_LESETEXT_:
# Mein erster Teich



## larsfriedrich (24. Juli 2011)

Hallo liebe Teich-Gemeinde,

da will ich auch mal meinen noch in der Bauphase befindlichen Teich vorstellen.
Teich hat die Maße 6x4x1,1m. Ich habe noch eine Sumpfzone hinter den Teich gemacht. Der Bereich rechts auf den Bildern wird noch komplett mit Steinen belegt da kommen 2 Wasserfälle auf die Mauer.
So jetzt fragt mich   Weitere Bilder gibt es dann auch noch.

Viele Grüße

Lars


----------



## scholzi (26. Juli 2011)

*AW: Mein erster Teich*

Hi Lars
Na das sieht doch schon richtig gut aus 
Gibts schon neue Bilder wo man das fertige Projekt sehen kann?


> 6x4x1,1m


sieht auf den Bildern garnicht so groß aus


----------



## Zermalmer (27. Juli 2011)

*AW: Mein erster Teich*



scholzi schrieb:


> sieht auf den Bildern garnicht so groß aus


Hallo Robert,
guck mal auf dem ersten Bild... da sind die 3 gängige Zaunelemente zu sehen... die sind in der Breite gut 1,8m.

Und ja, es wirkt kleiner


----------



## Piddel (27. Juli 2011)

*AW: Mein erster Teich*

Hi Lars,

das wird bestimmt eine schöne Teichanlage ....sieht echt gut aus.

Gibt es noch Baubilder vor dem Einlegen der Folie - Teichprofil ? Bitte berichte weiter über den Baufortschritt und Bilder nicht vergessen...

_AUFGABE A_:
Welche Maße hat der Teich laut dem Lesetext?
Der Lesetext und die Datensätze stehen in keinem Zusammenhang.

_ANGEZEIGTE DATEN_:
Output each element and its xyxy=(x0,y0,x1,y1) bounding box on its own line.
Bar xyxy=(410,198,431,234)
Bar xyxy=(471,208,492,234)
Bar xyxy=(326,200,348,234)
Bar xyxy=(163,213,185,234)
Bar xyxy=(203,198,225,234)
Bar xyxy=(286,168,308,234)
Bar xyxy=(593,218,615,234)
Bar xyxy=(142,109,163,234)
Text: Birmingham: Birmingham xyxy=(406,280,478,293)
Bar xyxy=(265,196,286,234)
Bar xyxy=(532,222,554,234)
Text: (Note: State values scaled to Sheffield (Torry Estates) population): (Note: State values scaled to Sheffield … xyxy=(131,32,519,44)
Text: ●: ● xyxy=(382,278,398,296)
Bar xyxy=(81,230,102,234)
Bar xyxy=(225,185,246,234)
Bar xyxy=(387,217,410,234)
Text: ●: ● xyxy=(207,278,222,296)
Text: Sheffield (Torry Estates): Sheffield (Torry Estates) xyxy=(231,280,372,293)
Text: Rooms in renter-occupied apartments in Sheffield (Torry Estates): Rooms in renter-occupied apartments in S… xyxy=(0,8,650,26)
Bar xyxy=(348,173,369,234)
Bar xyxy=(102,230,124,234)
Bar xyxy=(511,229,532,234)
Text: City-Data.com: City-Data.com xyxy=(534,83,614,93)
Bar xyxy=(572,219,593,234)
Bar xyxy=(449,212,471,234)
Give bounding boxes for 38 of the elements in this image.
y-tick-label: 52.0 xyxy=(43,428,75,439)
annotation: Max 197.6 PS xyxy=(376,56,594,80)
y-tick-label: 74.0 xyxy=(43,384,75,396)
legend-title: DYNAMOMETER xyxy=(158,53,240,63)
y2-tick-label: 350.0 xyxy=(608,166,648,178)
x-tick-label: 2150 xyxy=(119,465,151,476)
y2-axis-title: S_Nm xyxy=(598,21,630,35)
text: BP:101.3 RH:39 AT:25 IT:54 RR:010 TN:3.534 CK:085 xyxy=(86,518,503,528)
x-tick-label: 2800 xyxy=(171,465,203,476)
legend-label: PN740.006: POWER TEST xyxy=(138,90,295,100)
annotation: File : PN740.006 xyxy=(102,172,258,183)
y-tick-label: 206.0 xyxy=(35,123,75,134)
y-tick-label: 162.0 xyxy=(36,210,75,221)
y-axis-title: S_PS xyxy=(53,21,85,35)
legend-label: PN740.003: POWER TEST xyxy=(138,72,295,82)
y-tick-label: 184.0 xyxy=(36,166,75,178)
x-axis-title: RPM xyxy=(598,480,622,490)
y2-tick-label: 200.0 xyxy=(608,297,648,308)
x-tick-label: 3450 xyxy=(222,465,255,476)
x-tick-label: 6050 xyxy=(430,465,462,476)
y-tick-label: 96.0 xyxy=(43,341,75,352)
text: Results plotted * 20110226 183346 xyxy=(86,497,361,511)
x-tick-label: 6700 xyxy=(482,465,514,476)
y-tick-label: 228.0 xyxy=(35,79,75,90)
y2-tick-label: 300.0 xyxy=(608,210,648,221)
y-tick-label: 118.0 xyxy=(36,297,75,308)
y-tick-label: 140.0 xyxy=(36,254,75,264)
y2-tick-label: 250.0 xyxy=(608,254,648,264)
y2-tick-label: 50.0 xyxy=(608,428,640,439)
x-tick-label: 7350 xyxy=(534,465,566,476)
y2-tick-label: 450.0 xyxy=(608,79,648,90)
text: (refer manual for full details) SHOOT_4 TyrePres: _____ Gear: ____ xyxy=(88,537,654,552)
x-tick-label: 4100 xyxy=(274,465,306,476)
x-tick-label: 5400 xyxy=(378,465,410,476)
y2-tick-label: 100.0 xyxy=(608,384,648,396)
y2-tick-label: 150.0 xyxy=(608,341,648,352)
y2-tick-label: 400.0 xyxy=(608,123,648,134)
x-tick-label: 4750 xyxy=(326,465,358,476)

* * *

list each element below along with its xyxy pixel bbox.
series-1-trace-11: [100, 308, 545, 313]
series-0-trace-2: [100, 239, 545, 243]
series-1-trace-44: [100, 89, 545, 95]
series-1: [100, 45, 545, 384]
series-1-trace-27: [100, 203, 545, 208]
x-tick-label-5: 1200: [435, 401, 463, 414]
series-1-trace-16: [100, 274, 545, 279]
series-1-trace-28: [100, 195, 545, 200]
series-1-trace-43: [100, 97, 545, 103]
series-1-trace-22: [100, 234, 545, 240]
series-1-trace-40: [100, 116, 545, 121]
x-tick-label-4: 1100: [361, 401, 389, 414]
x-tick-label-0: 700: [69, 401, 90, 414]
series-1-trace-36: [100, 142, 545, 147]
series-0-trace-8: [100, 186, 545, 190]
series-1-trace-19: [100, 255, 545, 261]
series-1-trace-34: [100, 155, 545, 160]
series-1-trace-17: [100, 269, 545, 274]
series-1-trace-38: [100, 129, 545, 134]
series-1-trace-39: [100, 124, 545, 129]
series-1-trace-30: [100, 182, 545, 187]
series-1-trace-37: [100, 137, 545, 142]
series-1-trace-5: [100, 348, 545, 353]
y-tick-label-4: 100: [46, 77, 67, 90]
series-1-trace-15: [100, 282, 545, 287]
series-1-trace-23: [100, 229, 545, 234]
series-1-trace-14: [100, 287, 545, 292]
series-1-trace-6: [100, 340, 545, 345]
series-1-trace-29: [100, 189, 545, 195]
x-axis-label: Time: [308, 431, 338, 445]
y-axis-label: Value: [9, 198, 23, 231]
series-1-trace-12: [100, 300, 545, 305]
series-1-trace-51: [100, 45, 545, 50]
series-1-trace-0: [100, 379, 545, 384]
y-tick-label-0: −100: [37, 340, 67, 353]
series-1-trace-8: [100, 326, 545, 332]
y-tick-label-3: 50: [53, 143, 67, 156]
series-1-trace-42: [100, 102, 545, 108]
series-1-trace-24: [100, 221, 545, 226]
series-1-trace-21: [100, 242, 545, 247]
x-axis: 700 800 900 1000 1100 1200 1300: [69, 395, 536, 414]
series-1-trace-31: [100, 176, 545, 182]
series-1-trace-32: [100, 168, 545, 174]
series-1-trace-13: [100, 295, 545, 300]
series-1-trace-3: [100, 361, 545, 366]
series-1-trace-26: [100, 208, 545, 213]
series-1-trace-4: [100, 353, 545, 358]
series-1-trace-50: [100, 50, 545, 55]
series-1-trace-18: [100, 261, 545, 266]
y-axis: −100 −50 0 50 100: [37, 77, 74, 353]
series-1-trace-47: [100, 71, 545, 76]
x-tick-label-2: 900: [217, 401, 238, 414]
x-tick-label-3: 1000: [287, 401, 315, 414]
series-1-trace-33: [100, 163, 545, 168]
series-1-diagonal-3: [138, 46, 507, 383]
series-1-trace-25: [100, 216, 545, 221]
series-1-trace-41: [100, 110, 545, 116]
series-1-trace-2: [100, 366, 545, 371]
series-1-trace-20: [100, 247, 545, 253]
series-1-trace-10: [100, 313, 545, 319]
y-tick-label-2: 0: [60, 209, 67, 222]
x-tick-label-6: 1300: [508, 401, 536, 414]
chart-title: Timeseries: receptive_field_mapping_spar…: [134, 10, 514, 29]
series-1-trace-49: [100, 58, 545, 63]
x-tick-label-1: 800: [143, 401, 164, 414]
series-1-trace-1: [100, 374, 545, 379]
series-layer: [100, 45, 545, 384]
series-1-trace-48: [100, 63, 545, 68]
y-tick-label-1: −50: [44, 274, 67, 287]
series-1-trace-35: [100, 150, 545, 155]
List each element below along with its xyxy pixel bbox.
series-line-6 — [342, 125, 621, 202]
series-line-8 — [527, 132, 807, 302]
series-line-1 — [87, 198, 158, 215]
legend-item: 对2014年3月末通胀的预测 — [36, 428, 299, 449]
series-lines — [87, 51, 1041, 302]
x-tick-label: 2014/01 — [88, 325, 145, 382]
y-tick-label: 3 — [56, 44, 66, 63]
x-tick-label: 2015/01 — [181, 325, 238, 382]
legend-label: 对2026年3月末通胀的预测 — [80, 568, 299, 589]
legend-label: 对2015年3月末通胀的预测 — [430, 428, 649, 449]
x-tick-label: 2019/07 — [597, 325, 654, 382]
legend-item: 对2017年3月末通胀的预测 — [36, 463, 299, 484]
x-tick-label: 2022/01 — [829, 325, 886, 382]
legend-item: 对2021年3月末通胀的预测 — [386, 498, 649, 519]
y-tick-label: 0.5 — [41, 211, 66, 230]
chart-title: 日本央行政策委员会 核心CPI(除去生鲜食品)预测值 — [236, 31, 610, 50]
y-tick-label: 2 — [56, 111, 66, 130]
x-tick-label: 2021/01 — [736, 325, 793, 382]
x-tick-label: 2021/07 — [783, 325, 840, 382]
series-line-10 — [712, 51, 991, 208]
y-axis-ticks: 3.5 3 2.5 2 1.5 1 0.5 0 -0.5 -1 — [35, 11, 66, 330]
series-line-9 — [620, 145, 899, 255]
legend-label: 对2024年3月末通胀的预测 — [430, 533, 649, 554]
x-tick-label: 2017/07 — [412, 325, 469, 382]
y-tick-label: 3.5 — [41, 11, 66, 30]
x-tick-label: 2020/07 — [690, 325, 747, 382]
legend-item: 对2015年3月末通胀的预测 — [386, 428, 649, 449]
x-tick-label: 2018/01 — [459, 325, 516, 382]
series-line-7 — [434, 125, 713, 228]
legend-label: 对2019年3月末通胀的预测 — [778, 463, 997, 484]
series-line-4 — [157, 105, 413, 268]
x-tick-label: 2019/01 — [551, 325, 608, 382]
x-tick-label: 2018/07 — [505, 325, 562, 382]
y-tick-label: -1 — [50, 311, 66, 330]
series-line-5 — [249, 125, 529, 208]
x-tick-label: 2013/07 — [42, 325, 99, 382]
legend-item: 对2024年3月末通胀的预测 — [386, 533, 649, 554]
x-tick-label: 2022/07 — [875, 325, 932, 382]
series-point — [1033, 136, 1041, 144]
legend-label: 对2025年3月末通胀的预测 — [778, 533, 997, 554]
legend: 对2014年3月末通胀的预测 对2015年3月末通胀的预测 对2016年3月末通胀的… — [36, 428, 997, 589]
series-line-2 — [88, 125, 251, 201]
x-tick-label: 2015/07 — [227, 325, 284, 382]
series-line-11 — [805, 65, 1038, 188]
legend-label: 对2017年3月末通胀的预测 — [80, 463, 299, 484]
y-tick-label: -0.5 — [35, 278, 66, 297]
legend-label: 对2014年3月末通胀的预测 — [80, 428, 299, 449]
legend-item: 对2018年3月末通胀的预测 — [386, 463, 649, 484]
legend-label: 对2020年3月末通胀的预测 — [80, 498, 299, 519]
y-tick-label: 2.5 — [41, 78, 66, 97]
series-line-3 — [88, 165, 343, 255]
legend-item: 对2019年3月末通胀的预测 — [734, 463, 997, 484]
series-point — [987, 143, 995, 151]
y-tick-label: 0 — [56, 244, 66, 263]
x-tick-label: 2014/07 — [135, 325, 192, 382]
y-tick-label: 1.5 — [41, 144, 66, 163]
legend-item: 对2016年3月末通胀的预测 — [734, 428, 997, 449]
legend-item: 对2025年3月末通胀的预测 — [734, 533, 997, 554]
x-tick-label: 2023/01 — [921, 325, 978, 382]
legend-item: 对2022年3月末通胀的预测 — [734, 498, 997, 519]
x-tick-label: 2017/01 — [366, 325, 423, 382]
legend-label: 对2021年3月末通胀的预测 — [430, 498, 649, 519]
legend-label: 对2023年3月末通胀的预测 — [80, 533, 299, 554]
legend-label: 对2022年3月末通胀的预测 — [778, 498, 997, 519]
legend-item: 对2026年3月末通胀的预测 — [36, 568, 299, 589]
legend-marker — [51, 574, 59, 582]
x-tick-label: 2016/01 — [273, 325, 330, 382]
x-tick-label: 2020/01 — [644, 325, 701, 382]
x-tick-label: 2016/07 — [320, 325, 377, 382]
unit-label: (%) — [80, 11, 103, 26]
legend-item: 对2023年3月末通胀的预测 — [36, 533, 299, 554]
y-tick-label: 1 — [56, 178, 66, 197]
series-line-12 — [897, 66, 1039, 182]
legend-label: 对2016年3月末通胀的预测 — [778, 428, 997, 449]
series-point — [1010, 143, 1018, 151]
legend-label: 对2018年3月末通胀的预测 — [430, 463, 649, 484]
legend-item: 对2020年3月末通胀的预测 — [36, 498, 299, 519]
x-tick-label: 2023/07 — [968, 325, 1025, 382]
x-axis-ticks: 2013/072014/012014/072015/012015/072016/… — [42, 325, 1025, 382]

_AUFGABE B_:
Ordne die Zeilen der Datensätze als Markdown-Tabelle mit den Spalten „Nr“ und „Zeile“ an. Beginne mit der Zeile, die „Output each element“ enthält, führe die Tabelle bis einschließlich der Zeile mit „y2-axis-title: S_Nm xyxy=(598,21,630,35)“ fort und lass Leerzeilen weg.

_LÖSUNG A_:
6x4x1,1 m.

_LÖSUNG B_:
| Nr | Zeile |
|---|---|
| 1 | Output each element and its xyxy=(x0,y0,x1,y1) bounding box on its own line. |
| 2 | Bar xyxy=(410,198,431,234) |
| 3 | Bar xyxy=(471,208,492,234) |
| 4 | Bar xyxy=(326,200,348,234) |
| 5 | Bar xyxy=(163,213,185,234) |
| 6 | Bar xyxy=(203,198,225,234) |
| 7 | Bar xyxy=(286,168,308,234) |
| 8 | Bar xyxy=(593,218,615,234) |
| 9 | Bar xyxy=(142,109,163,234) |
| 10 | Text: Birmingham: Birmingham xyxy=(406,280,478,293) |
| 11 | Bar xyxy=(265,196,286,234) |
| 12 | Bar xyxy=(532,222,554,234) |
| 13 | Text: (Note: State values scaled to Sheffield (Torry Estates) population): (Note: State values scaled to Sheffield … xyxy=(131,32,519,44) |
| 14 | Text: ●: ● xyxy=(382,278,398,296) |
| 15 | Bar xyxy=(81,230,102,234) |
| 16 | Bar xyxy=(225,185,246,234) |
| 17 | Bar xyxy=(387,217,410,234) |
| 18 | Text: ●: ● xyxy=(207,278,222,296) |
| 19 | Text: Sheffield (Torry Estates): Sheffield (Torry Estates) xyxy=(231,280,372,293) |
| 20 | Text: Rooms in renter-occupied apartments in Sheffield (Torry Estates): Rooms in renter-occupied apartments in S… xyxy=(0,8,650,26) |
| 21 | Bar xyxy=(348,173,369,234) |
| 22 | Bar xyxy=(102,230,124,234) |
| 23 | Bar xyxy=(511,229,532,234) |
| 24 | Text: City-Data.com: City-Data.com xyxy=(534,83,614,93) |
| 25 | Bar xyxy=(572,219,593,234) |
| 26 | Bar xyxy=(449,212,471,234) |
| 27 | Give bounding boxes for 38 of the elements in this image. |
| 28 | y-tick-label: 52.0 xyxy=(43,428,75,439) |
| 29 | annotation: Max 197.6 PS xyxy=(376,56,594,80) |
| 30 | y-tick-label: 74.0 xyxy=(43,384,75,396) |
| 31 | legend-title: DYNAMOMETER xyxy=(158,53,240,63) |
| 32 | y2-tick-label: 350.0 xyxy=(608,166,648,178) |
| 33 | x-tick-label: 2150 xyxy=(119,465,151,476) |
| 34 | y2-axis-title: S_Nm xyxy=(598,21,630,35) |